◆ **Material for this exercise**
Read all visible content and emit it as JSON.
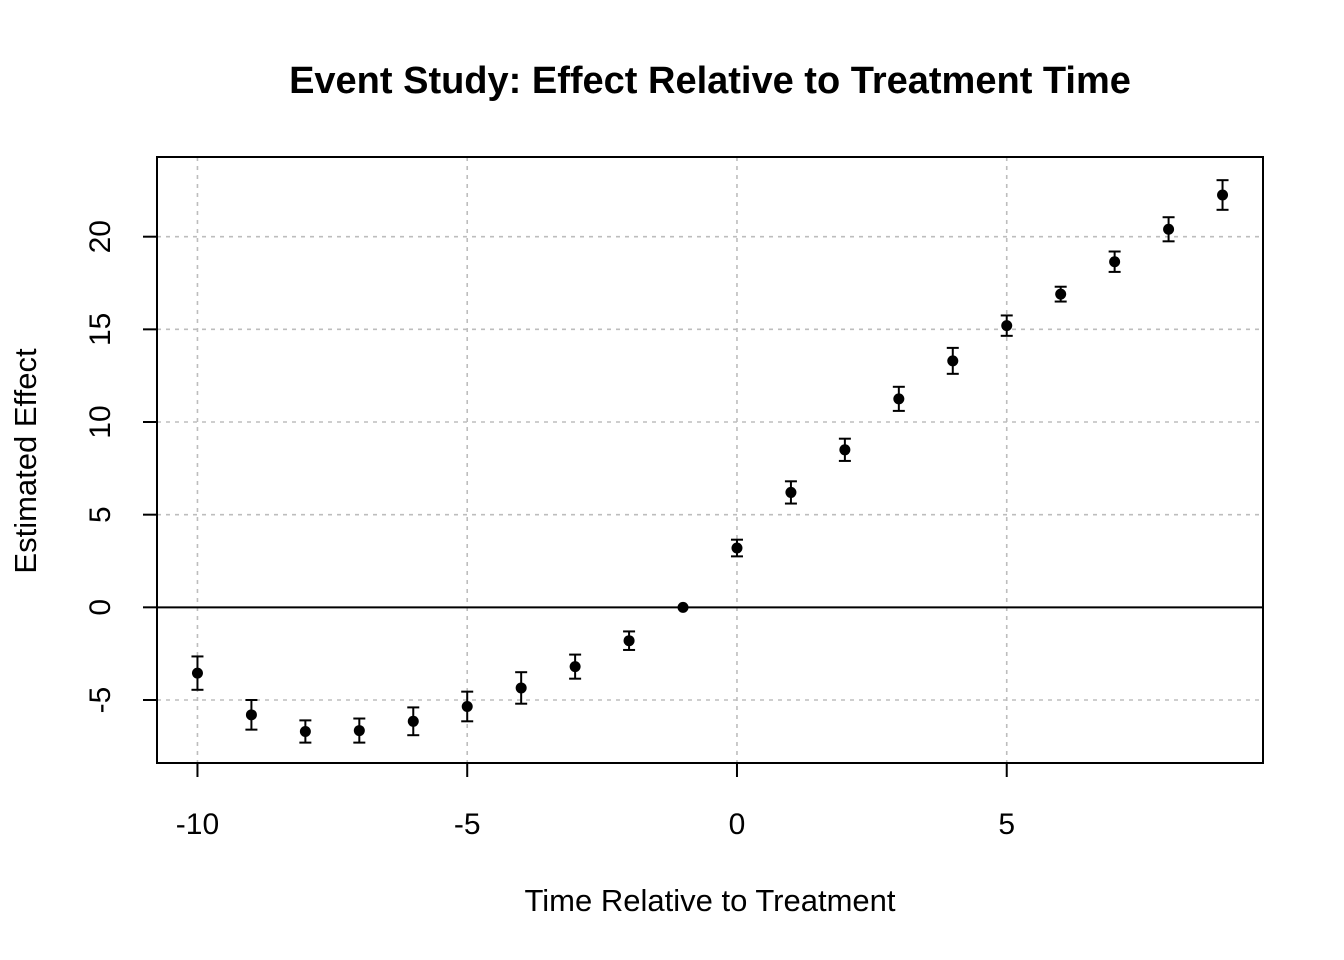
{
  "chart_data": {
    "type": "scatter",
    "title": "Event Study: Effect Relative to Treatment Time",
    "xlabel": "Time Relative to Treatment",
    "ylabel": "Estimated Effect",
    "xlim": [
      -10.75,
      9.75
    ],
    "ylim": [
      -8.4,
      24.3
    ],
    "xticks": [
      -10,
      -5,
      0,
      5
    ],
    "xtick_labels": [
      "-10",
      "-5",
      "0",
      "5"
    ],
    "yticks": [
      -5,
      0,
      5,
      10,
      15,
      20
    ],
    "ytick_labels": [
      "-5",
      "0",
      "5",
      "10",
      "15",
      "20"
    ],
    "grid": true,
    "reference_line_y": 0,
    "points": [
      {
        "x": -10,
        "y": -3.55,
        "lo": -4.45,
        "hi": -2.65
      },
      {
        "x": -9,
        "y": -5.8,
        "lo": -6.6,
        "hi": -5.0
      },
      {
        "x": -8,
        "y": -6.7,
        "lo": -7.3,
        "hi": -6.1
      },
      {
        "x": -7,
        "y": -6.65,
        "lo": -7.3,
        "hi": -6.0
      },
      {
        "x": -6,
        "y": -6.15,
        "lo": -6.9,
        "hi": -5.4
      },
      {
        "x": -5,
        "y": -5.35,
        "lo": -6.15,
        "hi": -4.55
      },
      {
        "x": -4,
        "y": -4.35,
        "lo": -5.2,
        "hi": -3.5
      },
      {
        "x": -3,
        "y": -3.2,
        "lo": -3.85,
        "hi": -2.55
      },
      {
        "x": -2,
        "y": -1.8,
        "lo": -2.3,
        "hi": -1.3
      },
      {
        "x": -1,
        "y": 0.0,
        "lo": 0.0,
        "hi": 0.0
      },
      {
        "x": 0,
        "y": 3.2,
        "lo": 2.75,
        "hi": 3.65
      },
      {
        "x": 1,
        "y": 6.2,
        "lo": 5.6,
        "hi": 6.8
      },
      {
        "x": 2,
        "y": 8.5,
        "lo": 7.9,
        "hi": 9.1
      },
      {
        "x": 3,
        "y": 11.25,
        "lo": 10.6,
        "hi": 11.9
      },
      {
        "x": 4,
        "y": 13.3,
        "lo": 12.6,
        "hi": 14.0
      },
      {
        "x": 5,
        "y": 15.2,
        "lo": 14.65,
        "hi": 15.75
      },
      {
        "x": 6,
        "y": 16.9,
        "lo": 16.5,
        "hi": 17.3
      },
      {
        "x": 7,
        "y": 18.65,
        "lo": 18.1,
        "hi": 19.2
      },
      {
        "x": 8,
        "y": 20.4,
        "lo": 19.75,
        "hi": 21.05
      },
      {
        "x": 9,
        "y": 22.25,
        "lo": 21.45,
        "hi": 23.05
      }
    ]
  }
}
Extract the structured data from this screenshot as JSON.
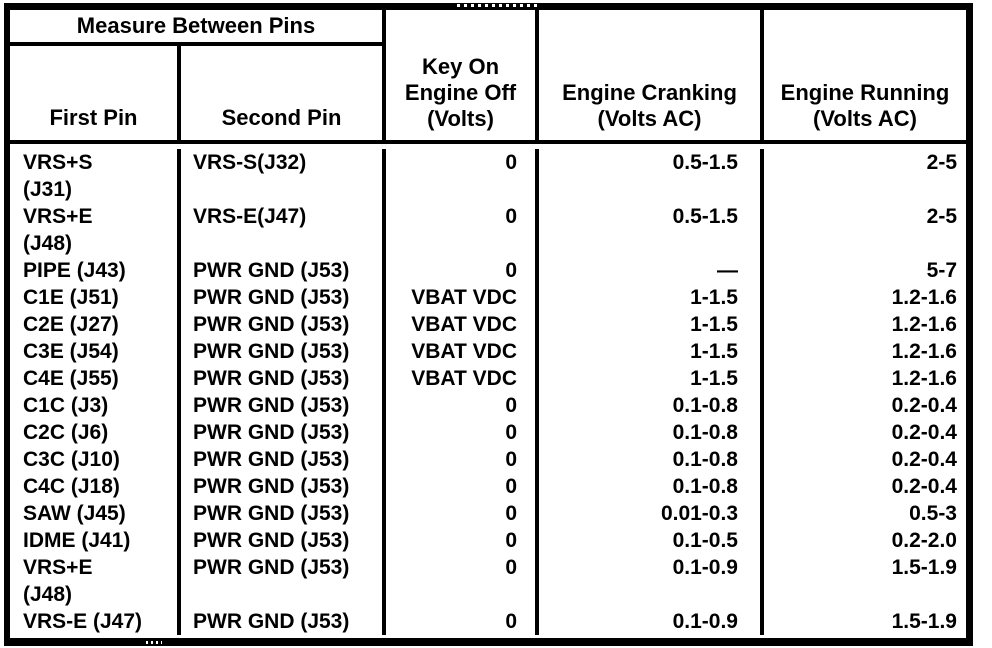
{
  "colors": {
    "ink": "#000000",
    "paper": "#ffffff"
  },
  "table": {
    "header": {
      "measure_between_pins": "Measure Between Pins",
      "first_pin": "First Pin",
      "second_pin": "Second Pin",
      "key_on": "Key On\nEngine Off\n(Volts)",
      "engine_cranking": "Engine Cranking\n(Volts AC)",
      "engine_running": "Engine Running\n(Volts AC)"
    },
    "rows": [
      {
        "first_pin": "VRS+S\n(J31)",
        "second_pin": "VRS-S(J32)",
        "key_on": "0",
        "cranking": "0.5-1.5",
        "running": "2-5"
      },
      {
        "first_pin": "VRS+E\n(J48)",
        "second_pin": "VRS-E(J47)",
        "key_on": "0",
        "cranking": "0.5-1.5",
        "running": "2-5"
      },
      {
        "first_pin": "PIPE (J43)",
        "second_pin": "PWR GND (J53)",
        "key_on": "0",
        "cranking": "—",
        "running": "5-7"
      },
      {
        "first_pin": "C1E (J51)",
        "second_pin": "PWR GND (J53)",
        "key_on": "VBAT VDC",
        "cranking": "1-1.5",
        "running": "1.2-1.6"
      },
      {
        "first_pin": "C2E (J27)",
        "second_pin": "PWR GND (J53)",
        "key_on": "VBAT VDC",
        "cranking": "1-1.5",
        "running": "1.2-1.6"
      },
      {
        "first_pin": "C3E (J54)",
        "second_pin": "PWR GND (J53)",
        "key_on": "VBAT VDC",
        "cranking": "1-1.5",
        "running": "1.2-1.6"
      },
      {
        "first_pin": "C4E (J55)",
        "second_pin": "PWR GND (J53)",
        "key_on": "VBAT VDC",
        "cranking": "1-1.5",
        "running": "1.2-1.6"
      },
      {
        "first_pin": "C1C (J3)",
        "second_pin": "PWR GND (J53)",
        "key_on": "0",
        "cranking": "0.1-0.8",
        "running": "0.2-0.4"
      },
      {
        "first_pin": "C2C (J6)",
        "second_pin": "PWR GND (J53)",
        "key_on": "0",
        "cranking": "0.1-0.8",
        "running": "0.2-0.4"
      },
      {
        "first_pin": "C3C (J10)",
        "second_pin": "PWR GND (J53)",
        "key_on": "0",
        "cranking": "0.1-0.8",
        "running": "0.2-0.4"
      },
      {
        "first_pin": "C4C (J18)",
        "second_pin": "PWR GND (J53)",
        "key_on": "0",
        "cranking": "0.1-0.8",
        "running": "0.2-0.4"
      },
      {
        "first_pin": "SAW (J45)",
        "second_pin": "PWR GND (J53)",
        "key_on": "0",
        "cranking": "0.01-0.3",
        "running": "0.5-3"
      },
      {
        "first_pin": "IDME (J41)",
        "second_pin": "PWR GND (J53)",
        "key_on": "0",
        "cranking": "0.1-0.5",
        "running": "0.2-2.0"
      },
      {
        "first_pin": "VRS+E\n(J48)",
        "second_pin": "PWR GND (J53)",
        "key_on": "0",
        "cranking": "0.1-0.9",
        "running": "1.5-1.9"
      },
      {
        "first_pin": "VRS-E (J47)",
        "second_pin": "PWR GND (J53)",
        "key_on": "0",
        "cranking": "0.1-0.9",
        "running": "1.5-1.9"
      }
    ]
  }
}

◆ **What the task requires**
Extract the full listing above verbatim; pictures are to be left out of the copy.

◆ **Response to this task**
Read all visible content and emit it as JSON.
{
  "chart_data": {
    "type": "scatter",
    "title": "Event Study: Effect Relative to Treatment Time",
    "xlabel": "Time Relative to Treatment",
    "ylabel": "Estimated Effect",
    "xlim": [
      -10.75,
      9.75
    ],
    "ylim": [
      -8.4,
      24.3
    ],
    "xticks": [
      -10,
      -5,
      0,
      5
    ],
    "xtick_labels": [
      "-10",
      "-5",
      "0",
      "5"
    ],
    "yticks": [
      -5,
      0,
      5,
      10,
      15,
      20
    ],
    "ytick_labels": [
      "-5",
      "0",
      "5",
      "10",
      "15",
      "20"
    ],
    "grid": true,
    "reference_line_y": 0,
    "points": [
      {
        "x": -10,
        "y": -3.55,
        "lo": -4.45,
        "hi": -2.65
      },
      {
        "x": -9,
        "y": -5.8,
        "lo": -6.6,
        "hi": -5.0
      },
      {
        "x": -8,
        "y": -6.7,
        "lo": -7.3,
        "hi": -6.1
      },
      {
        "x": -7,
        "y": -6.65,
        "lo": -7.3,
        "hi": -6.0
      },
      {
        "x": -6,
        "y": -6.15,
        "lo": -6.9,
        "hi": -5.4
      },
      {
        "x": -5,
        "y": -5.35,
        "lo": -6.15,
        "hi": -4.55
      },
      {
        "x": -4,
        "y": -4.35,
        "lo": -5.2,
        "hi": -3.5
      },
      {
        "x": -3,
        "y": -3.2,
        "lo": -3.85,
        "hi": -2.55
      },
      {
        "x": -2,
        "y": -1.8,
        "lo": -2.3,
        "hi": -1.3
      },
      {
        "x": -1,
        "y": 0.0,
        "lo": 0.0,
        "hi": 0.0
      },
      {
        "x": 0,
        "y": 3.2,
        "lo": 2.75,
        "hi": 3.65
      },
      {
        "x": 1,
        "y": 6.2,
        "lo": 5.6,
        "hi": 6.8
      },
      {
        "x": 2,
        "y": 8.5,
        "lo": 7.9,
        "hi": 9.1
      },
      {
        "x": 3,
        "y": 11.25,
        "lo": 10.6,
        "hi": 11.9
      },
      {
        "x": 4,
        "y": 13.3,
        "lo": 12.6,
        "hi": 14.0
      },
      {
        "x": 5,
        "y": 15.2,
        "lo": 14.65,
        "hi": 15.75
      },
      {
        "x": 6,
        "y": 16.9,
        "lo": 16.5,
        "hi": 17.3
      },
      {
        "x": 7,
        "y": 18.65,
        "lo": 18.1,
        "hi": 19.2
      },
      {
        "x": 8,
        "y": 20.4,
        "lo": 19.75,
        "hi": 21.05
      },
      {
        "x": 9,
        "y": 22.25,
        "lo": 21.45,
        "hi": 23.05
      }
    ]
  }
}
Extract the structured data from this screenshot as JSON.
{
  "colors": {
    "ink": "#000000",
    "paper": "#ffffff"
  },
  "table": {
    "header": {
      "measure_between_pins": "Measure Between Pins",
      "first_pin": "First Pin",
      "second_pin": "Second Pin",
      "key_on": "Key On\nEngine Off\n(Volts)",
      "engine_cranking": "Engine Cranking\n(Volts AC)",
      "engine_running": "Engine Running\n(Volts AC)"
    },
    "rows": [
      {
        "first_pin": "VRS+S\n(J31)",
        "second_pin": "VRS-S(J32)",
        "key_on": "0",
        "cranking": "0.5-1.5",
        "running": "2-5"
      },
      {
        "first_pin": "VRS+E\n(J48)",
        "second_pin": "VRS-E(J47)",
        "key_on": "0",
        "cranking": "0.5-1.5",
        "running": "2-5"
      },
      {
        "first_pin": "PIPE (J43)",
        "second_pin": "PWR GND (J53)",
        "key_on": "0",
        "cranking": "—",
        "running": "5-7"
      },
      {
        "first_pin": "C1E (J51)",
        "second_pin": "PWR GND (J53)",
        "key_on": "VBAT VDC",
        "cranking": "1-1.5",
        "running": "1.2-1.6"
      },
      {
        "first_pin": "C2E (J27)",
        "second_pin": "PWR GND (J53)",
        "key_on": "VBAT VDC",
        "cranking": "1-1.5",
        "running": "1.2-1.6"
      },
      {
        "first_pin": "C3E (J54)",
        "second_pin": "PWR GND (J53)",
        "key_on": "VBAT VDC",
        "cranking": "1-1.5",
        "running": "1.2-1.6"
      },
      {
        "first_pin": "C4E (J55)",
        "second_pin": "PWR GND (J53)",
        "key_on": "VBAT VDC",
        "cranking": "1-1.5",
        "running": "1.2-1.6"
      },
      {
        "first_pin": "C1C (J3)",
        "second_pin": "PWR GND (J53)",
        "key_on": "0",
        "cranking": "0.1-0.8",
        "running": "0.2-0.4"
      },
      {
        "first_pin": "C2C (J6)",
        "second_pin": "PWR GND (J53)",
        "key_on": "0",
        "cranking": "0.1-0.8",
        "running": "0.2-0.4"
      },
      {
        "first_pin": "C3C (J10)",
        "second_pin": "PWR GND (J53)",
        "key_on": "0",
        "cranking": "0.1-0.8",
        "running": "0.2-0.4"
      },
      {
        "first_pin": "C4C (J18)",
        "second_pin": "PWR GND (J53)",
        "key_on": "0",
        "cranking": "0.1-0.8",
        "running": "0.2-0.4"
      },
      {
        "first_pin": "SAW (J45)",
        "second_pin": "PWR GND (J53)",
        "key_on": "0",
        "cranking": "0.01-0.3",
        "running": "0.5-3"
      },
      {
        "first_pin": "IDME (J41)",
        "second_pin": "PWR GND (J53)",
        "key_on": "0",
        "cranking": "0.1-0.5",
        "running": "0.2-2.0"
      },
      {
        "first_pin": "VRS+E\n(J48)",
        "second_pin": "PWR GND (J53)",
        "key_on": "0",
        "cranking": "0.1-0.9",
        "running": "1.5-1.9"
      },
      {
        "first_pin": "VRS-E (J47)",
        "second_pin": "PWR GND (J53)",
        "key_on": "0",
        "cranking": "0.1-0.9",
        "running": "1.5-1.9"
      }
    ]
  }
}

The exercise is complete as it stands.